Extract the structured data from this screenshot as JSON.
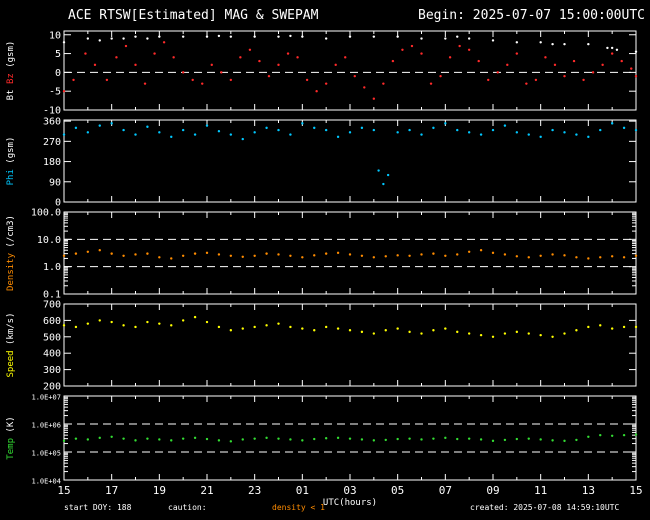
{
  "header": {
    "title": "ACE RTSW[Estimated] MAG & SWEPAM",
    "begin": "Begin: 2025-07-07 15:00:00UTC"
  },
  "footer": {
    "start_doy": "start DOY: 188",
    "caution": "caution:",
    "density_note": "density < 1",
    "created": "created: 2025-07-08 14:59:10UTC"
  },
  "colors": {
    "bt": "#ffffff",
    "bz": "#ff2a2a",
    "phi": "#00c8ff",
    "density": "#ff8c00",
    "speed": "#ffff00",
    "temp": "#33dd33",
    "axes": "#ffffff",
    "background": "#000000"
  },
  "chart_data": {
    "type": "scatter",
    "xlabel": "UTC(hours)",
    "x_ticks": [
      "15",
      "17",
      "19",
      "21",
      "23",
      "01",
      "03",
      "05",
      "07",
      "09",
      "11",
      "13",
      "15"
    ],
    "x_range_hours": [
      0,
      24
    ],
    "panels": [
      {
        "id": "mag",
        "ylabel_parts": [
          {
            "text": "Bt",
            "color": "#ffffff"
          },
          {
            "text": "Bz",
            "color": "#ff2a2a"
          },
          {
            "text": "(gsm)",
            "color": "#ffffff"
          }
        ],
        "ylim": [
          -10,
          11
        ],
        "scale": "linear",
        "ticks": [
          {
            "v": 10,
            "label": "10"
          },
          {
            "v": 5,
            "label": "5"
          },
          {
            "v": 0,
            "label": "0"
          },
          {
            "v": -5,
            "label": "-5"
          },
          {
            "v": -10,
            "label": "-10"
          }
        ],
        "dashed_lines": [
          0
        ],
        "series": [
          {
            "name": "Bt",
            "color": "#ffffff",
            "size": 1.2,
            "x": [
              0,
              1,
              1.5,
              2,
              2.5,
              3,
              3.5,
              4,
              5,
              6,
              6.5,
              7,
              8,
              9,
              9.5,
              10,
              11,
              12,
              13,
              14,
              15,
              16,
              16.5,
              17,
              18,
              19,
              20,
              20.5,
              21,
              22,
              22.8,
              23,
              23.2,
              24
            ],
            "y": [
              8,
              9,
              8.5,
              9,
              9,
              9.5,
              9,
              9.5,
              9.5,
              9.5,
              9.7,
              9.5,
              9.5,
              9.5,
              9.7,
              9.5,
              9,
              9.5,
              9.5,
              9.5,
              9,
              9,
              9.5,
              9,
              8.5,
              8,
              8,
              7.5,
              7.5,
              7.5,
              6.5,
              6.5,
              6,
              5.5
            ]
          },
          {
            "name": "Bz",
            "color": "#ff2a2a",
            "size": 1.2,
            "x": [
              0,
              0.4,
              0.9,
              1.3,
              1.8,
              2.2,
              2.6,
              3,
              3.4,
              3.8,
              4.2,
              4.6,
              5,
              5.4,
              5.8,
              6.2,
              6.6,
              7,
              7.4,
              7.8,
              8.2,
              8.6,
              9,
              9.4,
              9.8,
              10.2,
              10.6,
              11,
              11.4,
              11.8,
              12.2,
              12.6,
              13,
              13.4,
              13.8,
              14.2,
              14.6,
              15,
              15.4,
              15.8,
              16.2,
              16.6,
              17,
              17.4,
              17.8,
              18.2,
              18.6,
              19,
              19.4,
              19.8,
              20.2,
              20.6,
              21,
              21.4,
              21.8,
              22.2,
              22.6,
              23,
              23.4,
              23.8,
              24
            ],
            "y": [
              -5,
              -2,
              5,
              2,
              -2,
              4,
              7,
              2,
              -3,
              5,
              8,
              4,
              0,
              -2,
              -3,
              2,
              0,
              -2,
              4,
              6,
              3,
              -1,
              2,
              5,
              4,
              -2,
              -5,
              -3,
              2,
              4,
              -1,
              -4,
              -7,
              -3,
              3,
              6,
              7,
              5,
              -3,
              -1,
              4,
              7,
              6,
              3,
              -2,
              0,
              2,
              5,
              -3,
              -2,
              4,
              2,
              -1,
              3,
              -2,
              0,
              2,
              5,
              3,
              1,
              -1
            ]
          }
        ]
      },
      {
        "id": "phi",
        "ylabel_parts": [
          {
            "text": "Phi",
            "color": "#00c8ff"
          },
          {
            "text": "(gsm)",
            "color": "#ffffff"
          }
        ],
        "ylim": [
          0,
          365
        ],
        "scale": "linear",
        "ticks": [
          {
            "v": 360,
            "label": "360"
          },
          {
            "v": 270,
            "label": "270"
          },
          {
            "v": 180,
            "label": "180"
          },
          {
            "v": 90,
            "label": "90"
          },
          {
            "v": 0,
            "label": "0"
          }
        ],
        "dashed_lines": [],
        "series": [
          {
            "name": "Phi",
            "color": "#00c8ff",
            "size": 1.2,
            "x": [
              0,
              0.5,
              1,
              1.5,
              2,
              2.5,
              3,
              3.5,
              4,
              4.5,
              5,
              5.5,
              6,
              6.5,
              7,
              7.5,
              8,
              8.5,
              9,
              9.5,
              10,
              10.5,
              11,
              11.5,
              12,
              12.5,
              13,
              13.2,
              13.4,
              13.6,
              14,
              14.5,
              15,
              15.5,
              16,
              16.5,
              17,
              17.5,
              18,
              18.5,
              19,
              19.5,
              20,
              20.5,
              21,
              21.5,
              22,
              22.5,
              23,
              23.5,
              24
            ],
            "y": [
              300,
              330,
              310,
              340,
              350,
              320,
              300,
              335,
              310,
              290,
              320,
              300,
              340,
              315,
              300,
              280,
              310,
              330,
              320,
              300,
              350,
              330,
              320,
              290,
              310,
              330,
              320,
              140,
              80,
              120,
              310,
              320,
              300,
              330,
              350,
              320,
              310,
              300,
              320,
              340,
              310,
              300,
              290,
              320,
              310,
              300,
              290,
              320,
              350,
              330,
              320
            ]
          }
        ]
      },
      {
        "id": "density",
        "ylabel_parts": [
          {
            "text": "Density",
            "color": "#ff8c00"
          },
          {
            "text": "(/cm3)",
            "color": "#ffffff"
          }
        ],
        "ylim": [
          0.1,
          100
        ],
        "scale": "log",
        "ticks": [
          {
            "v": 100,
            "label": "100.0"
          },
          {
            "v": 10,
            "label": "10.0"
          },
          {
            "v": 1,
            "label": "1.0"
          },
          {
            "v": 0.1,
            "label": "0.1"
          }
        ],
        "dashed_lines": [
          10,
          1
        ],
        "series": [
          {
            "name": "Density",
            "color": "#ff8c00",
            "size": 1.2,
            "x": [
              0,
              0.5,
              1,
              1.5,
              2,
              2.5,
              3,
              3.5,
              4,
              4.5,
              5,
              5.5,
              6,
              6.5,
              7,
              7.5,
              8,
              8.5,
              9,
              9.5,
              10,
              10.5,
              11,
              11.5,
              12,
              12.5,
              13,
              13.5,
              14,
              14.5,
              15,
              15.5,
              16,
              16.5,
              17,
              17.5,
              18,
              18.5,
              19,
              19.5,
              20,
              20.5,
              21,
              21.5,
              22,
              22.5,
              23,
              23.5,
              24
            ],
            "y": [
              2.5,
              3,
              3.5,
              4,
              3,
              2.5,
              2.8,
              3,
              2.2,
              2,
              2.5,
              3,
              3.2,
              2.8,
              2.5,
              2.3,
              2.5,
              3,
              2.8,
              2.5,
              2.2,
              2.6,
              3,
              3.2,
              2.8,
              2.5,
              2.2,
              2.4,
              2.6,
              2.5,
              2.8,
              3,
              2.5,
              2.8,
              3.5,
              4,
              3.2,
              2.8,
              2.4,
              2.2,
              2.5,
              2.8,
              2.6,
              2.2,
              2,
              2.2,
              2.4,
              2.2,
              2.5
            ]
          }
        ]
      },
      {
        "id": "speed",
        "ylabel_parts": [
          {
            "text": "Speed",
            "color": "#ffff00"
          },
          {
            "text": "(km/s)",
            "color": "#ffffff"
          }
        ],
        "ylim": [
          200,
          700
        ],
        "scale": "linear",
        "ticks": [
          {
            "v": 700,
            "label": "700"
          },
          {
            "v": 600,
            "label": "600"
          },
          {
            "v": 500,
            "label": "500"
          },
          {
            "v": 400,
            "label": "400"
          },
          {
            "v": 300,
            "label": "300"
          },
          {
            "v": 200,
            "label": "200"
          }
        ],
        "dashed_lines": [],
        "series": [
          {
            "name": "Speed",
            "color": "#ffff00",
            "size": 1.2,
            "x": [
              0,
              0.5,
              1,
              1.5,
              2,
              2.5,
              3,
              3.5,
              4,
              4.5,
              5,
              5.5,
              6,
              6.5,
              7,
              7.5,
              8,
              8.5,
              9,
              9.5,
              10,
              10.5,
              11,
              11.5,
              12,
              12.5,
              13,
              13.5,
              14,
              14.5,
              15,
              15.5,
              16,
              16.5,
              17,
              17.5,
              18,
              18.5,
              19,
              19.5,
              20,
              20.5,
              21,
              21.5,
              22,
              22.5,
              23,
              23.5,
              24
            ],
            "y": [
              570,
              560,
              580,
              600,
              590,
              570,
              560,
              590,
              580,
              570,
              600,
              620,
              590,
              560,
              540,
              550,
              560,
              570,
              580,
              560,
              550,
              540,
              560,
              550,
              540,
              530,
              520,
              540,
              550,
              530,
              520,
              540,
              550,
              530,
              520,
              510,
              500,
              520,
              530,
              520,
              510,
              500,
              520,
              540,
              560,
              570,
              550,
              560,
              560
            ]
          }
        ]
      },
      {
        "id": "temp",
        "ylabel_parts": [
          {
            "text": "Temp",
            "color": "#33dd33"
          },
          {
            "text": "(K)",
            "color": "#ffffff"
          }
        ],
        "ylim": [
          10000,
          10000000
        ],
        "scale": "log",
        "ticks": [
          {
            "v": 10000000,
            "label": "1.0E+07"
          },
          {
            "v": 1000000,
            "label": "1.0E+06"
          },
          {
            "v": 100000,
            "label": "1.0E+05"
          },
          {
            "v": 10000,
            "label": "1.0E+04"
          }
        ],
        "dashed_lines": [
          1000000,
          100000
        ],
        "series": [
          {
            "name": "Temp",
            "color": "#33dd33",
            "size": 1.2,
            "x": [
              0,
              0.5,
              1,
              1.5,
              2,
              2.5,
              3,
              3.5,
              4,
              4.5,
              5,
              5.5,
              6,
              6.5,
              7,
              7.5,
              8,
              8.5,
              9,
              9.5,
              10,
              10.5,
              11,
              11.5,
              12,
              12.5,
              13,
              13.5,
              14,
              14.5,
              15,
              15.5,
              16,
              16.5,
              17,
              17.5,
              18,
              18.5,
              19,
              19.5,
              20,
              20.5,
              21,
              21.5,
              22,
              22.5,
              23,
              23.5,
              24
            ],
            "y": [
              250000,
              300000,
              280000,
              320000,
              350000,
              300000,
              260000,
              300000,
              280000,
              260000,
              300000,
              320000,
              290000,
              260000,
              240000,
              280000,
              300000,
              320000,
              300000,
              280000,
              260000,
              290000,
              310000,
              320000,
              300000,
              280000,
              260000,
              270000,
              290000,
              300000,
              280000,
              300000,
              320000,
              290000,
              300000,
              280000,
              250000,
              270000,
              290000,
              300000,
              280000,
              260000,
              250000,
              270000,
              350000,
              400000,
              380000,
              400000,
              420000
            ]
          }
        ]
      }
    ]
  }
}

----

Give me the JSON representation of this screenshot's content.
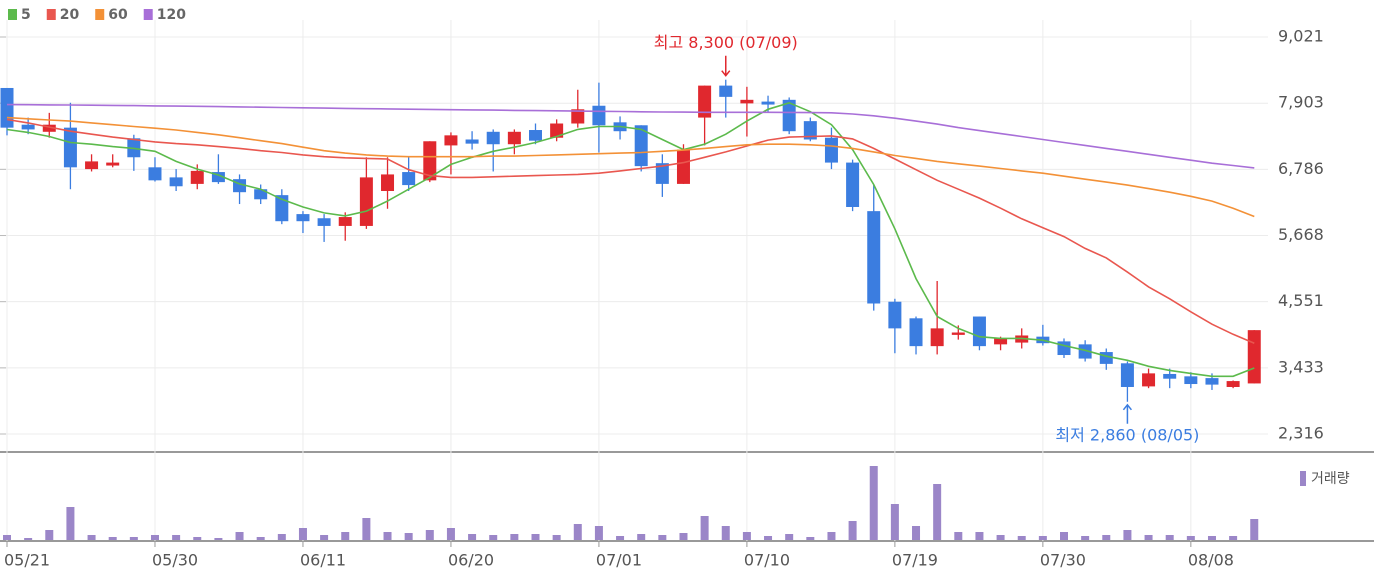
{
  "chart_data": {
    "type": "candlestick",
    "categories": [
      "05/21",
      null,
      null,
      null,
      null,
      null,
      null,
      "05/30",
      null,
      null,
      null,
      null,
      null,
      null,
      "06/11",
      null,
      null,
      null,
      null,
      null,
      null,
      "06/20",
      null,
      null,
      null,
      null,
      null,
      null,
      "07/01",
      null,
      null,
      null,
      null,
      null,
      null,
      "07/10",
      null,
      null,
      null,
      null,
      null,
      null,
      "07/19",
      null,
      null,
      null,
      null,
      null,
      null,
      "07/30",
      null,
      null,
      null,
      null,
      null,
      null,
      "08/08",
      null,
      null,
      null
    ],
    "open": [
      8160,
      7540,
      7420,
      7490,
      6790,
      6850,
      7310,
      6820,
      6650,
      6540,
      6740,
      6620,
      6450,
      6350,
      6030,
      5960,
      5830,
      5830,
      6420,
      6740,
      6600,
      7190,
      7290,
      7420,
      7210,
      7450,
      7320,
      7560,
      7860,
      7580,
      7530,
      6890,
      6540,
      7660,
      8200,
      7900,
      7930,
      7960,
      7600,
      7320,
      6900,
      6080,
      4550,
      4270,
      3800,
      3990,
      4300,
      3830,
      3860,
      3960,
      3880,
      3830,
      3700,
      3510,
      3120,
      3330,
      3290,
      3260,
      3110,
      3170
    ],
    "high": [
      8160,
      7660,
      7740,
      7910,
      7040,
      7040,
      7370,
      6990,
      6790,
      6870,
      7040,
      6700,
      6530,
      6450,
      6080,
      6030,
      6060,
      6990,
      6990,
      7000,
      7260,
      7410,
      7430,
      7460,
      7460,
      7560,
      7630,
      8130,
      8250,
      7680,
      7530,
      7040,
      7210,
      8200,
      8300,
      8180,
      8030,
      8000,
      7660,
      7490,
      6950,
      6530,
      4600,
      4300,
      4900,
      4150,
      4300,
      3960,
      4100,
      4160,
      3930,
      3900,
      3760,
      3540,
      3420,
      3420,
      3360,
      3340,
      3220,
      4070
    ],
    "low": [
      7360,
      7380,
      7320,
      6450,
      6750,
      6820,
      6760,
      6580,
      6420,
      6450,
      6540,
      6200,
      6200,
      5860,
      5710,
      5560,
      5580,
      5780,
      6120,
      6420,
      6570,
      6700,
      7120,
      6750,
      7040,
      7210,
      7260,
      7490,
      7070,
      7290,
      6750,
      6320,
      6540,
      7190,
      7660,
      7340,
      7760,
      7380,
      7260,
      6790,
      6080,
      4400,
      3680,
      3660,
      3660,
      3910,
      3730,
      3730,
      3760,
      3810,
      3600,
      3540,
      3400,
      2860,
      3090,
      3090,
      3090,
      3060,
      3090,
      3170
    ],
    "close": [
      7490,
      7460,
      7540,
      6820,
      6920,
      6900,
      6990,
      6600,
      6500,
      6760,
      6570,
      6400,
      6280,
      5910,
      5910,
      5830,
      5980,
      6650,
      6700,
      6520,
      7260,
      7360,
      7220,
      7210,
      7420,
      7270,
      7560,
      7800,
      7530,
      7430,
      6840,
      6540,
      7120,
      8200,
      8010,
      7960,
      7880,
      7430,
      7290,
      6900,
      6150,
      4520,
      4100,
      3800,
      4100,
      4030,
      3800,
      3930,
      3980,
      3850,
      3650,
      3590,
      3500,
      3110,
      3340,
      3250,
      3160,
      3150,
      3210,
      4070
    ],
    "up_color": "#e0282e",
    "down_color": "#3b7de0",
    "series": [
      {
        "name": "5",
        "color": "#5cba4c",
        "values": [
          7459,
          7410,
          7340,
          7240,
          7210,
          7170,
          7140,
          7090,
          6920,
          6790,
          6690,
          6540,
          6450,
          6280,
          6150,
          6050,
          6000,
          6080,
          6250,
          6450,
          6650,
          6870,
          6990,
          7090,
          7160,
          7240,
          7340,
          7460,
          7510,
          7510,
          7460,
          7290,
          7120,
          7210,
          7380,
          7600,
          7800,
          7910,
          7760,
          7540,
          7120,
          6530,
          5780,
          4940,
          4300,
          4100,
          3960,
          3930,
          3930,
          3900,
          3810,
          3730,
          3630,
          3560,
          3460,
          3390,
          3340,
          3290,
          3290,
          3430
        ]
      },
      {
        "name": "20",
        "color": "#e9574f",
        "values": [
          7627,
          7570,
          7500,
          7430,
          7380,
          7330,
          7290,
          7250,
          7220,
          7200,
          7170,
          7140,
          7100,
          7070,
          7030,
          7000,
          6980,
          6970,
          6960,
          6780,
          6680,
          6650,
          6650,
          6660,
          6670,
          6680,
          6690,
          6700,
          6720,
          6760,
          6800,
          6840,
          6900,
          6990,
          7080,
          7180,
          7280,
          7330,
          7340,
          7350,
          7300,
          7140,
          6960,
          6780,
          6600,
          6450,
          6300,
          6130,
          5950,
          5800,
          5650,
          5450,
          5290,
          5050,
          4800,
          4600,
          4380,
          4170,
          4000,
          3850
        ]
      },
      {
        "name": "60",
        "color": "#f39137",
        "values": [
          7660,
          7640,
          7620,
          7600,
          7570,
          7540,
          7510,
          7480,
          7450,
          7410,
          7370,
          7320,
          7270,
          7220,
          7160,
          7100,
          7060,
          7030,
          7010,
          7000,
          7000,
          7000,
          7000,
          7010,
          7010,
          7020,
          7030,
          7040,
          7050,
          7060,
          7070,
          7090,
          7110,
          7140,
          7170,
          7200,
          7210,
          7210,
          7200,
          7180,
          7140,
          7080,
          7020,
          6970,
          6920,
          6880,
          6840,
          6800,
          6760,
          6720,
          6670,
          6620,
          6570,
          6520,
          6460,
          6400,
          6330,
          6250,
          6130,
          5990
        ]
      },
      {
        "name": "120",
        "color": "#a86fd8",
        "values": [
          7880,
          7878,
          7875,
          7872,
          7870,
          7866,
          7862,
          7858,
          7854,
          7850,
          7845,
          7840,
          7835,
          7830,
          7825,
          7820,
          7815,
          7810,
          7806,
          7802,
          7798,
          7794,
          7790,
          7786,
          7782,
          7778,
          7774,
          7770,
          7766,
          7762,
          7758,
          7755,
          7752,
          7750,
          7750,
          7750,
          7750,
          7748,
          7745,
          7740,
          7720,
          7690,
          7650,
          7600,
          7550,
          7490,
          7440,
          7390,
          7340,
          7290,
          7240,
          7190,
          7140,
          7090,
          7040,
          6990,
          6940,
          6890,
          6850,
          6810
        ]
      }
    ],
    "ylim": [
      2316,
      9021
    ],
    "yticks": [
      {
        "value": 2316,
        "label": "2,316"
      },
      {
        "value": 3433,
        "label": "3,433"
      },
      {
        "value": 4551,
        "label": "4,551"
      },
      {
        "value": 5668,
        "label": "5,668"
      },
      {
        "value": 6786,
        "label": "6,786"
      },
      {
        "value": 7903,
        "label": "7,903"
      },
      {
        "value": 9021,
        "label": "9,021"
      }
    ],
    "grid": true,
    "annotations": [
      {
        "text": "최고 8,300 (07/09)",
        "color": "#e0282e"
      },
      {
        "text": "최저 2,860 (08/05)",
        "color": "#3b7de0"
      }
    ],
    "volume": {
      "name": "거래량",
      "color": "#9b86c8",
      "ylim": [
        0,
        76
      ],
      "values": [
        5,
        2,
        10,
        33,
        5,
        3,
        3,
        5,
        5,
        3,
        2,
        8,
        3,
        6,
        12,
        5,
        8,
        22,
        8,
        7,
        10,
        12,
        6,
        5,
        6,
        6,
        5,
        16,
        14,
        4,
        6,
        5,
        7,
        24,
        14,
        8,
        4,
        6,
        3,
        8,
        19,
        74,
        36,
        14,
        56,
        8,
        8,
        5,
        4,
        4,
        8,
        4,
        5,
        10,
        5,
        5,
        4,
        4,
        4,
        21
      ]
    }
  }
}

----

Return from the data every line that holds "name".

            "name": "Bt",
            "name": "Bz",
            "name": "Phi",
            "name": "Density",
            "name": "Speed",
            "name": "Temp",
        "name": "5",
        "name": "20",
        "name": "60",
        "name": "120",
      "name": "거래량",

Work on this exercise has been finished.